> **WHAT YOU NEED TO DO**:
Retype all of the data. Every line must match exactly.

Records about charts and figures
——————
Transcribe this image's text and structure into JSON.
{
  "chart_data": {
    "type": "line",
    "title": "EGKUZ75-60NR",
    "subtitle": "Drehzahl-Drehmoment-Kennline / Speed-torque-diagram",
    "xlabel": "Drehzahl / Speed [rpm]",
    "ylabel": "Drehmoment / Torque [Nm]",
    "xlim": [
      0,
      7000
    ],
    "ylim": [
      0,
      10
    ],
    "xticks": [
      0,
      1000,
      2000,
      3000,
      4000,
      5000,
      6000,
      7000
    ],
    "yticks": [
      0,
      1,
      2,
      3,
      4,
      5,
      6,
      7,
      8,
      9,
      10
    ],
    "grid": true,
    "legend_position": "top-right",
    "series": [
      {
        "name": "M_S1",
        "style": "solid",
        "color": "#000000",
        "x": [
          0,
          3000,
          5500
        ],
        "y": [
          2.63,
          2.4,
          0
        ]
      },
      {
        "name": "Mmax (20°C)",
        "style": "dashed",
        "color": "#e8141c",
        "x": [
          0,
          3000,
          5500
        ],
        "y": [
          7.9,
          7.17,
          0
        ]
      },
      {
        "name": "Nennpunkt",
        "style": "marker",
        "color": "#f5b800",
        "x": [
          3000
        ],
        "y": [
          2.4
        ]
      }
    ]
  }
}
——————
> **PROBLEM SOLUTION**:
Transcribe this image's text and structure into JSON.
{
  "chart_data": {
    "type": "line",
    "title": "EGKUZ75-60NR",
    "subtitle": "Drehzahl-Drehmoment-Kennline / Speed-torque-diagram",
    "xlabel": "Drehzahl / Speed [rpm]",
    "ylabel": "Drehmoment / Torque [Nm]",
    "xlim": [
      0,
      7000
    ],
    "ylim": [
      0,
      10
    ],
    "xticks": [
      0,
      1000,
      2000,
      3000,
      4000,
      5000,
      6000,
      7000
    ],
    "yticks": [
      0,
      1,
      2,
      3,
      4,
      5,
      6,
      7,
      8,
      9,
      10
    ],
    "grid": true,
    "legend_position": "top-right",
    "series": [
      {
        "name": "M_S1",
        "style": "solid",
        "color": "#000000",
        "x": [
          0,
          3000,
          5500
        ],
        "y": [
          2.63,
          2.4,
          0
        ]
      },
      {
        "name": "Mmax (20°C)",
        "style": "dashed",
        "color": "#e8141c",
        "x": [
          0,
          3000,
          5500
        ],
        "y": [
          7.9,
          7.17,
          0
        ]
      },
      {
        "name": "Nennpunkt",
        "style": "marker",
        "color": "#f5b800",
        "x": [
          3000
        ],
        "y": [
          2.4
        ]
      }
    ]
  }
}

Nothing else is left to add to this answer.